• [Task to complete] Each line should be copied exactly.

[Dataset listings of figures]
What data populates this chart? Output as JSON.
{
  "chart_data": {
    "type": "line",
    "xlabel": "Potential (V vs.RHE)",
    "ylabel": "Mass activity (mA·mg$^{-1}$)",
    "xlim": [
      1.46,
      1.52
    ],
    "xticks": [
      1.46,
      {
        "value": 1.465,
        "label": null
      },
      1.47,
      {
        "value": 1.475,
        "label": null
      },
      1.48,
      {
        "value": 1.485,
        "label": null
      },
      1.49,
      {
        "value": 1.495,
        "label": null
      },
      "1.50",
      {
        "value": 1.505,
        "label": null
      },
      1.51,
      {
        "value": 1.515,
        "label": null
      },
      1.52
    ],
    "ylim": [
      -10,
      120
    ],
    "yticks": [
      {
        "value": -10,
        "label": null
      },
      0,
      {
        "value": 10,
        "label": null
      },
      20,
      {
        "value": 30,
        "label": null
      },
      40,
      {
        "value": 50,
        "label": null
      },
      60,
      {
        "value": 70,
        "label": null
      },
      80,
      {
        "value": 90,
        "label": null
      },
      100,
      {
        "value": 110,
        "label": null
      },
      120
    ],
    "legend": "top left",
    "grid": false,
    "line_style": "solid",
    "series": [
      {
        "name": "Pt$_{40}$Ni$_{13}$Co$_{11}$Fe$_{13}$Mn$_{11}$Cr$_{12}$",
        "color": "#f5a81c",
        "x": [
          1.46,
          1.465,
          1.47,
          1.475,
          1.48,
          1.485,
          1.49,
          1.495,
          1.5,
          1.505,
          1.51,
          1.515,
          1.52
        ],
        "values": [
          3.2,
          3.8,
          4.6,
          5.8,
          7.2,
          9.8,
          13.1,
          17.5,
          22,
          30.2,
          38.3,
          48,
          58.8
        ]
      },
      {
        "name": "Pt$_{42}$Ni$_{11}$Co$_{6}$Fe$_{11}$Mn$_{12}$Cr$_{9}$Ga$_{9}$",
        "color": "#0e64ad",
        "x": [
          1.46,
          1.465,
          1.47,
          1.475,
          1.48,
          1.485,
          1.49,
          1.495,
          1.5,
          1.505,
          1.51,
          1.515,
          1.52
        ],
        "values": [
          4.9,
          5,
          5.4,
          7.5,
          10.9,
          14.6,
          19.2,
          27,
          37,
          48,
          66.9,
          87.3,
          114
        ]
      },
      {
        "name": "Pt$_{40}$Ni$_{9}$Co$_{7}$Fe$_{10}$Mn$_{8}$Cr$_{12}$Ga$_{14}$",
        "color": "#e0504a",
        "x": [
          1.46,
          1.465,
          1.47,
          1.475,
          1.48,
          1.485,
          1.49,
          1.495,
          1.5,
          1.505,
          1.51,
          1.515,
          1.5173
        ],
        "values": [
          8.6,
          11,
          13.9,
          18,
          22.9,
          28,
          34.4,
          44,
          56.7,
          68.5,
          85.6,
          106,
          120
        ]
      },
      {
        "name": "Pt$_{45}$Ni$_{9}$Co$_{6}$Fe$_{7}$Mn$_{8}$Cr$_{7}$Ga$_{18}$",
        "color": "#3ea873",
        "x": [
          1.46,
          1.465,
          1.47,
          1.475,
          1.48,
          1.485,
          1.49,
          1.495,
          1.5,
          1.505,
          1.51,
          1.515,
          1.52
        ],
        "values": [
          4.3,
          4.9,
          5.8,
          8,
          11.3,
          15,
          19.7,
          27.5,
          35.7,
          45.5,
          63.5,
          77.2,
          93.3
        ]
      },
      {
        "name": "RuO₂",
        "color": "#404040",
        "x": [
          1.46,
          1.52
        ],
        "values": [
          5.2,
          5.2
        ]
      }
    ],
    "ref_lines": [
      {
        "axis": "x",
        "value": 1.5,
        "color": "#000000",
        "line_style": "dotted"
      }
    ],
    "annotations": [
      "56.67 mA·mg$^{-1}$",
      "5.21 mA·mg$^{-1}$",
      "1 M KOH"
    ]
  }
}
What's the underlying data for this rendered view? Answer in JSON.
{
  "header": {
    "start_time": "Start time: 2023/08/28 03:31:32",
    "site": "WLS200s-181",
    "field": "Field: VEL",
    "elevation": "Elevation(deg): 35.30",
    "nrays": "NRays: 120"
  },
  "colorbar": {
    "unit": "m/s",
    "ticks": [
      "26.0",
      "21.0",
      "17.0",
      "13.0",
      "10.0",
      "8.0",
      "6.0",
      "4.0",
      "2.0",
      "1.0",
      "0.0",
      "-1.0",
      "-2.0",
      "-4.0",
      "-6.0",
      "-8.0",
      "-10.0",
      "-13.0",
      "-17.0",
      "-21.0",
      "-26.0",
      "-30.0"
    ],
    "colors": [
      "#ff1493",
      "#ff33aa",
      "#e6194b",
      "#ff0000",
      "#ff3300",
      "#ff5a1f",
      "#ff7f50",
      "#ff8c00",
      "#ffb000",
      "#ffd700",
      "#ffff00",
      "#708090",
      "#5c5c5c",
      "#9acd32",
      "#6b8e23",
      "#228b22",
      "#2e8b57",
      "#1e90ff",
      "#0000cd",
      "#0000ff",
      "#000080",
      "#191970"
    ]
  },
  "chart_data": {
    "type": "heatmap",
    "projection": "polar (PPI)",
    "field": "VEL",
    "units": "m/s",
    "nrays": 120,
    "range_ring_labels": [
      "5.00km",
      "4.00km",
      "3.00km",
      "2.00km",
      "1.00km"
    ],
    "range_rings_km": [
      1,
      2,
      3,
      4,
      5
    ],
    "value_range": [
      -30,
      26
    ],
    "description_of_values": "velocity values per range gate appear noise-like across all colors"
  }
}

• [Answer]
What data populates this chart? Output as JSON.
{
  "chart_data": {
    "type": "line",
    "xlabel": "Potential (V vs.RHE)",
    "ylabel": "Mass activity (mA·mg$^{-1}$)",
    "xlim": [
      1.46,
      1.52
    ],
    "xticks": [
      1.46,
      {
        "value": 1.465,
        "label": null
      },
      1.47,
      {
        "value": 1.475,
        "label": null
      },
      1.48,
      {
        "value": 1.485,
        "label": null
      },
      1.49,
      {
        "value": 1.495,
        "label": null
      },
      "1.50",
      {
        "value": 1.505,
        "label": null
      },
      1.51,
      {
        "value": 1.515,
        "label": null
      },
      1.52
    ],
    "ylim": [
      -10,
      120
    ],
    "yticks": [
      {
        "value": -10,
        "label": null
      },
      0,
      {
        "value": 10,
        "label": null
      },
      20,
      {
        "value": 30,
        "label": null
      },
      40,
      {
        "value": 50,
        "label": null
      },
      60,
      {
        "value": 70,
        "label": null
      },
      80,
      {
        "value": 90,
        "label": null
      },
      100,
      {
        "value": 110,
        "label": null
      },
      120
    ],
    "legend": "top left",
    "grid": false,
    "line_style": "solid",
    "series": [
      {
        "name": "Pt$_{40}$Ni$_{13}$Co$_{11}$Fe$_{13}$Mn$_{11}$Cr$_{12}$",
        "color": "#f5a81c",
        "x": [
          1.46,
          1.465,
          1.47,
          1.475,
          1.48,
          1.485,
          1.49,
          1.495,
          1.5,
          1.505,
          1.51,
          1.515,
          1.52
        ],
        "values": [
          3.2,
          3.8,
          4.6,
          5.8,
          7.2,
          9.8,
          13.1,
          17.5,
          22,
          30.2,
          38.3,
          48,
          58.8
        ]
      },
      {
        "name": "Pt$_{42}$Ni$_{11}$Co$_{6}$Fe$_{11}$Mn$_{12}$Cr$_{9}$Ga$_{9}$",
        "color": "#0e64ad",
        "x": [
          1.46,
          1.465,
          1.47,
          1.475,
          1.48,
          1.485,
          1.49,
          1.495,
          1.5,
          1.505,
          1.51,
          1.515,
          1.52
        ],
        "values": [
          4.9,
          5,
          5.4,
          7.5,
          10.9,
          14.6,
          19.2,
          27,
          37,
          48,
          66.9,
          87.3,
          114
        ]
      },
      {
        "name": "Pt$_{40}$Ni$_{9}$Co$_{7}$Fe$_{10}$Mn$_{8}$Cr$_{12}$Ga$_{14}$",
        "color": "#e0504a",
        "x": [
          1.46,
          1.465,
          1.47,
          1.475,
          1.48,
          1.485,
          1.49,
          1.495,
          1.5,
          1.505,
          1.51,
          1.515,
          1.5173
        ],
        "values": [
          8.6,
          11,
          13.9,
          18,
          22.9,
          28,
          34.4,
          44,
          56.7,
          68.5,
          85.6,
          106,
          120
        ]
      },
      {
        "name": "Pt$_{45}$Ni$_{9}$Co$_{6}$Fe$_{7}$Mn$_{8}$Cr$_{7}$Ga$_{18}$",
        "color": "#3ea873",
        "x": [
          1.46,
          1.465,
          1.47,
          1.475,
          1.48,
          1.485,
          1.49,
          1.495,
          1.5,
          1.505,
          1.51,
          1.515,
          1.52
        ],
        "values": [
          4.3,
          4.9,
          5.8,
          8,
          11.3,
          15,
          19.7,
          27.5,
          35.7,
          45.5,
          63.5,
          77.2,
          93.3
        ]
      },
      {
        "name": "RuO₂",
        "color": "#404040",
        "x": [
          1.46,
          1.52
        ],
        "values": [
          5.2,
          5.2
        ]
      }
    ],
    "ref_lines": [
      {
        "axis": "x",
        "value": 1.5,
        "color": "#000000",
        "line_style": "dotted"
      }
    ],
    "annotations": [
      "56.67 mA·mg$^{-1}$",
      "5.21 mA·mg$^{-1}$",
      "1 M KOH"
    ]
  }
}
What's the underlying data for this rendered view? Answer in JSON.
{
  "header": {
    "start_time": "Start time: 2023/08/28 03:31:32",
    "site": "WLS200s-181",
    "field": "Field: VEL",
    "elevation": "Elevation(deg): 35.30",
    "nrays": "NRays: 120"
  },
  "colorbar": {
    "unit": "m/s",
    "ticks": [
      "26.0",
      "21.0",
      "17.0",
      "13.0",
      "10.0",
      "8.0",
      "6.0",
      "4.0",
      "2.0",
      "1.0",
      "0.0",
      "-1.0",
      "-2.0",
      "-4.0",
      "-6.0",
      "-8.0",
      "-10.0",
      "-13.0",
      "-17.0",
      "-21.0",
      "-26.0",
      "-30.0"
    ],
    "colors": [
      "#ff1493",
      "#ff33aa",
      "#e6194b",
      "#ff0000",
      "#ff3300",
      "#ff5a1f",
      "#ff7f50",
      "#ff8c00",
      "#ffb000",
      "#ffd700",
      "#ffff00",
      "#708090",
      "#5c5c5c",
      "#9acd32",
      "#6b8e23",
      "#228b22",
      "#2e8b57",
      "#1e90ff",
      "#0000cd",
      "#0000ff",
      "#000080",
      "#191970"
    ]
  },
  "chart_data": {
    "type": "heatmap",
    "projection": "polar (PPI)",
    "field": "VEL",
    "units": "m/s",
    "nrays": 120,
    "range_ring_labels": [
      "5.00km",
      "4.00km",
      "3.00km",
      "2.00km",
      "1.00km"
    ],
    "range_rings_km": [
      1,
      2,
      3,
      4,
      5
    ],
    "value_range": [
      -30,
      26
    ],
    "description_of_values": "velocity values per range gate appear noise-like across all colors"
  }
}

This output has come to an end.